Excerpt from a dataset

= = = =

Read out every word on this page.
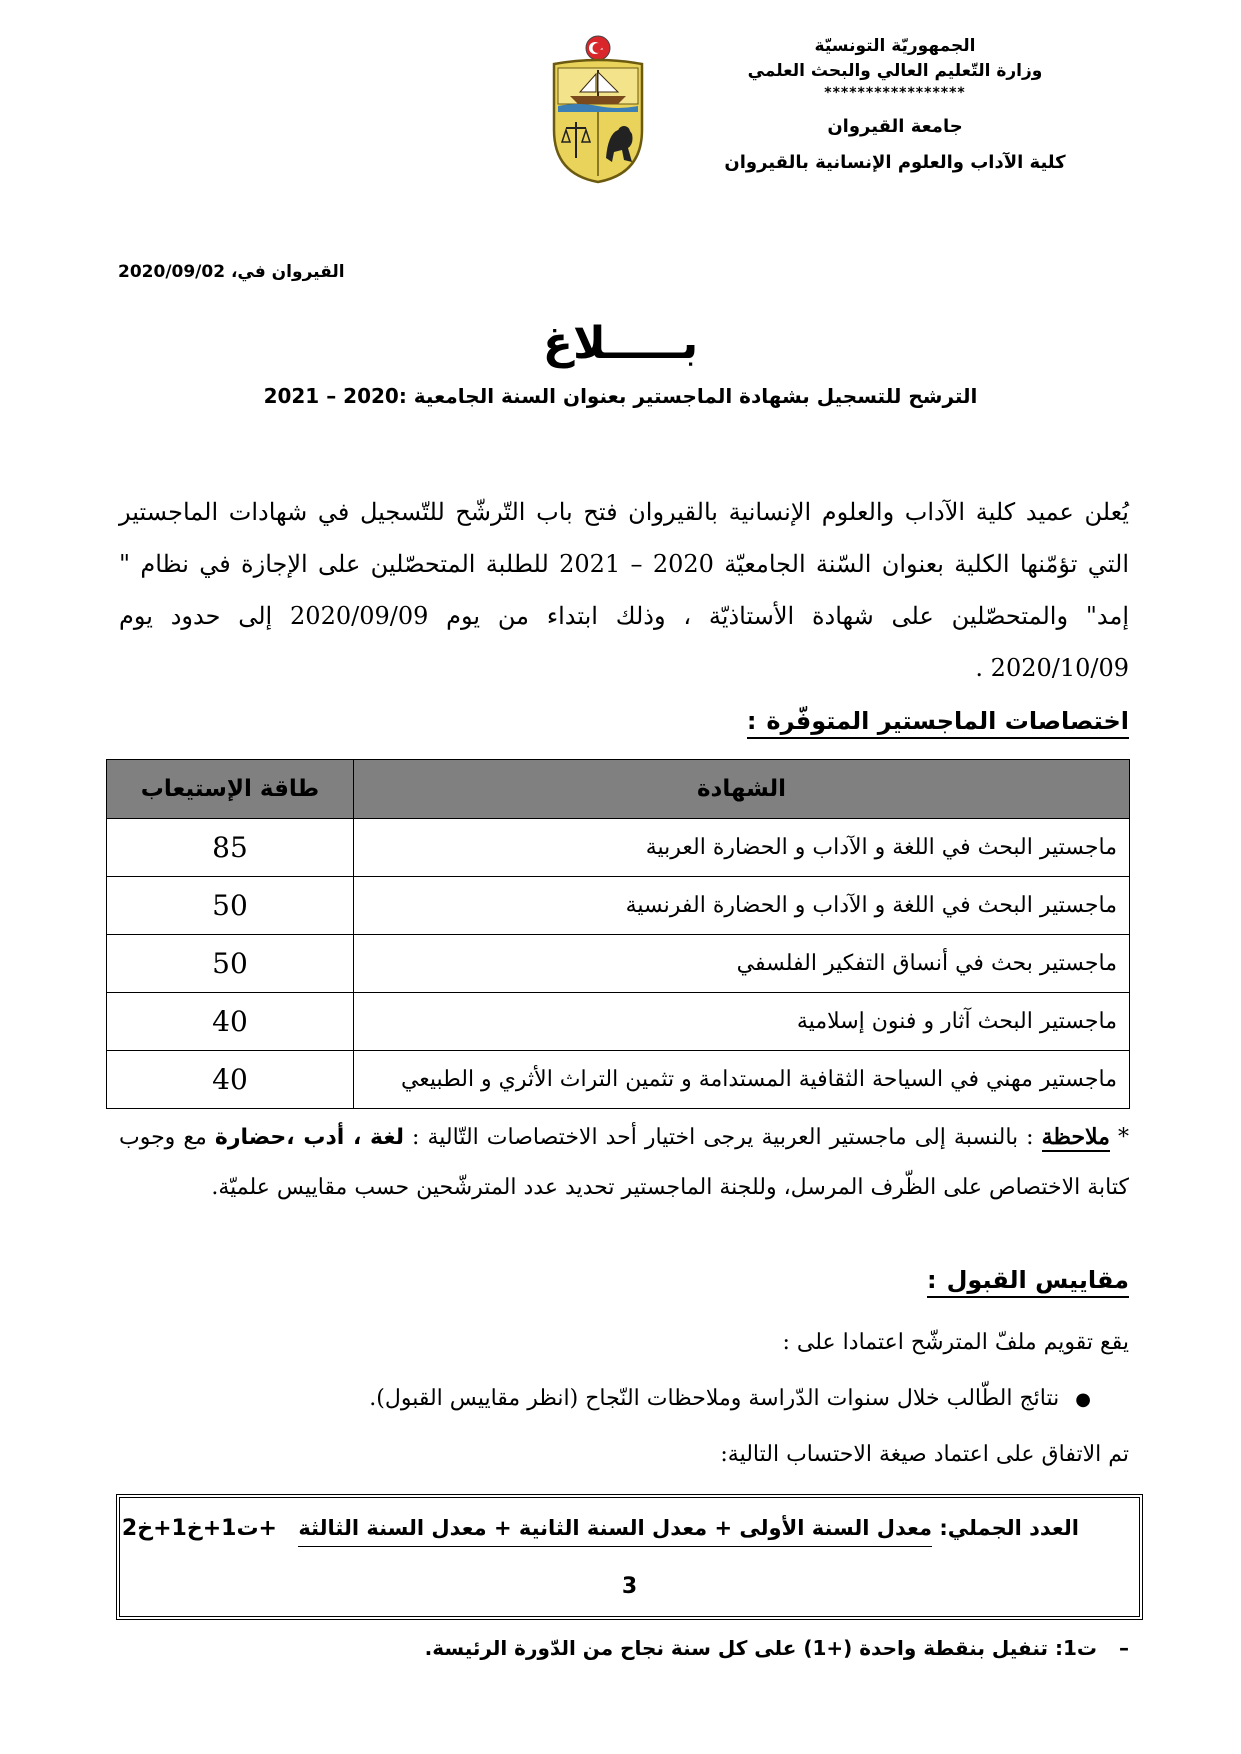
الجمهوريّة التونسيّة
وزارة التّعليم العالي والبحث العلمي
*****************
جامعة القيروان
كلية الآداب والعلوم الإنسانية بالقيروان
القيروان في، 2020/09/02
بـــــلاغ
الترشح للتسجيل بشهادة الماجستير بعنوان السنة الجامعية :2020 – 2021
يُعلن عميد كلية الآداب والعلوم الإنسانية بالقيروان فتح باب التّرشّح للتّسجيل في شهادات الماجستير التي تؤمّنها الكلية بعنوان السّنة الجامعيّة 2020 – 2021 للطلبة المتحصّلين على الإجازة في نظام " إمد" والمتحصّلين على شهادة الأستاذيّة ، وذلك ابتداء من يوم 2020/09/09 إلى حدود يوم 2020/10/09 .
اختصاصات الماجستير المتوفّرة:
الشهادة	طاقة الإستيعاب
ماجستير البحث في اللغة و الآداب و الحضارة العربية	85
ماجستير البحث في اللغة و الآداب و الحضارة الفرنسية	50
ماجستير بحث في أنساق التفكير الفلسفي	50
ماجستير البحث آثار و فنون إسلامية	40
ماجستير مهني في السياحة الثقافية المستدامة و تثمين التراث الأثري و الطبيعي	40
* ملاحظة : بالنسبة إلى ماجستير العربية يرجى اختيار أحد الاختصاصات التّالية : لغة ، أدب ،حضارة مع وجوب كتابة الاختصاص على الظّرف المرسل، وللجنة الماجستير تحديد عدد المترشّحين حسب مقاييس علميّة.
مقاييس القبول:
يقع تقويم ملفّ المترشّح اعتمادا على :
●نتائج الطّالب خلال سنوات الدّراسة وملاحظات النّجاح (انظر مقاييس القبول).
تم الاتفاق على اعتماد صيغة الاحتساب التالية:
العدد الجملي: معدل السنة الأولى + معدل السنة الثانية + معدل السنة الثالثة +ت1+خ1+خ2
3
–ت1: تنفيل بنقطة واحدة (+1) على كل سنة نجاح من الدّورة الرئيسة.
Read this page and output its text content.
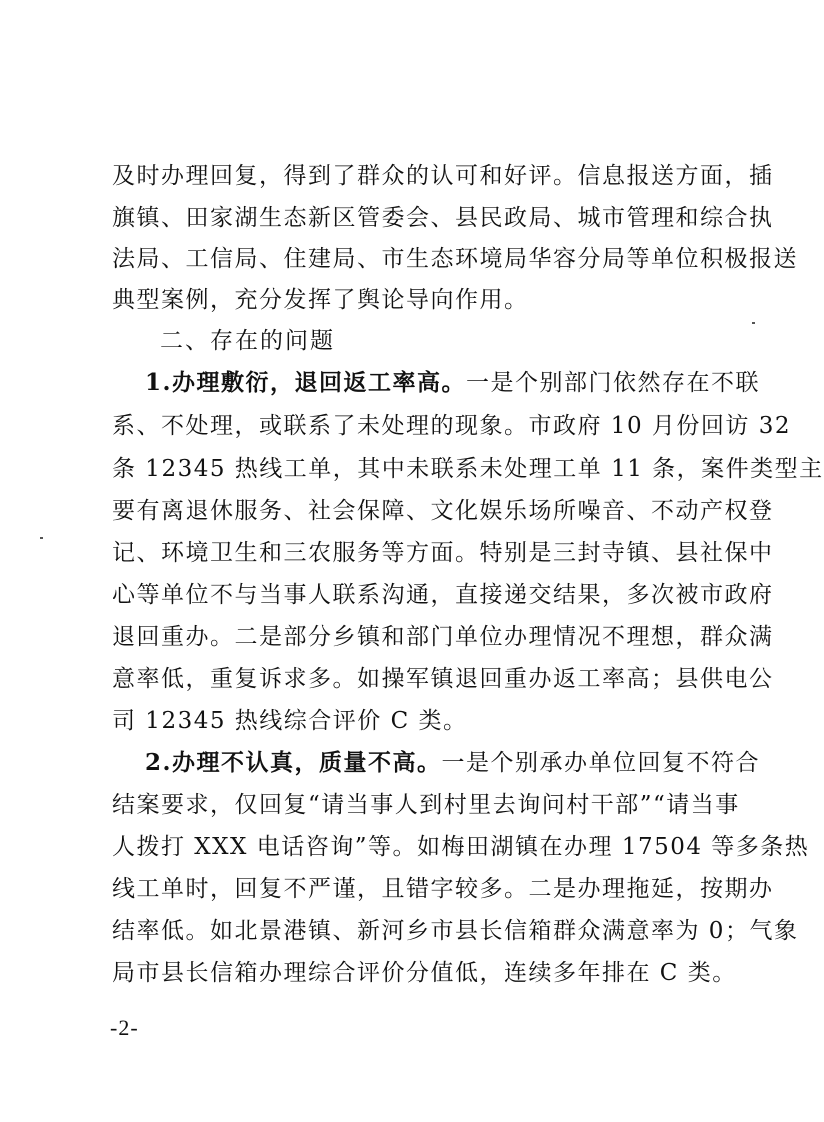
及时办理回复，得到了群众的认可和好评。信息报送方面，插
旗镇、田家湖生态新区管委会、县民政局、城市管理和综合执
法局、工信局、住建局、市生态环境局华容分局等单位积极报送
典型案例，充分发挥了舆论导向作用。
二、存在的问题
1.办理敷衍，退回返工率高。一是个别部门依然存在不联
系、不处理，或联系了未处理的现象。市政府 10 月份回访 32
条 12345 热线工单，其中未联系未处理工单 11 条，案件类型主
要有离退休服务、社会保障、文化娱乐场所噪音、不动产权登
记、环境卫生和三农服务等方面。特别是三封寺镇、县社保中
心等单位不与当事人联系沟通，直接递交结果，多次被市政府
退回重办。二是部分乡镇和部门单位办理情况不理想，群众满
意率低，重复诉求多。如操军镇退回重办返工率高；县供电公
司 12345 热线综合评价 C 类。
2.办理不认真，质量不高。一是个别承办单位回复不符合
结案要求，仅回复“请当事人到村里去询问村干部”“请当事
人拨打 XXX 电话咨询”等。如梅田湖镇在办理 17504 等多条热
线工单时，回复不严谨，且错字较多。二是办理拖延，按期办
结率低。如北景港镇、新河乡市县长信箱群众满意率为 0；气象
局市县长信箱办理综合评价分值低，连续多年排在 C 类。
-2-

= = = =

▶ **Exercise objective**
Only the lines from the one containing "Read this page and output its text content." through the last line of the records above should be repeated, exactly and without pictures.

▶ **Finished exercise**
Read this page and output its text content.
及时办理回复，得到了群众的认可和好评。信息报送方面，插
旗镇、田家湖生态新区管委会、县民政局、城市管理和综合执
法局、工信局、住建局、市生态环境局华容分局等单位积极报送
典型案例，充分发挥了舆论导向作用。
二、存在的问题
1.办理敷衍，退回返工率高。一是个别部门依然存在不联
系、不处理，或联系了未处理的现象。市政府 10 月份回访 32
条 12345 热线工单，其中未联系未处理工单 11 条，案件类型主
要有离退休服务、社会保障、文化娱乐场所噪音、不动产权登
记、环境卫生和三农服务等方面。特别是三封寺镇、县社保中
心等单位不与当事人联系沟通，直接递交结果，多次被市政府
退回重办。二是部分乡镇和部门单位办理情况不理想，群众满
意率低，重复诉求多。如操军镇退回重办返工率高；县供电公
司 12345 热线综合评价 C 类。
2.办理不认真，质量不高。一是个别承办单位回复不符合
结案要求，仅回复“请当事人到村里去询问村干部”“请当事
人拨打 XXX 电话咨询”等。如梅田湖镇在办理 17504 等多条热
线工单时，回复不严谨，且错字较多。二是办理拖延，按期办
结率低。如北景港镇、新河乡市县长信箱群众满意率为 0；气象
局市县长信箱办理综合评价分值低，连续多年排在 C 类。
-2-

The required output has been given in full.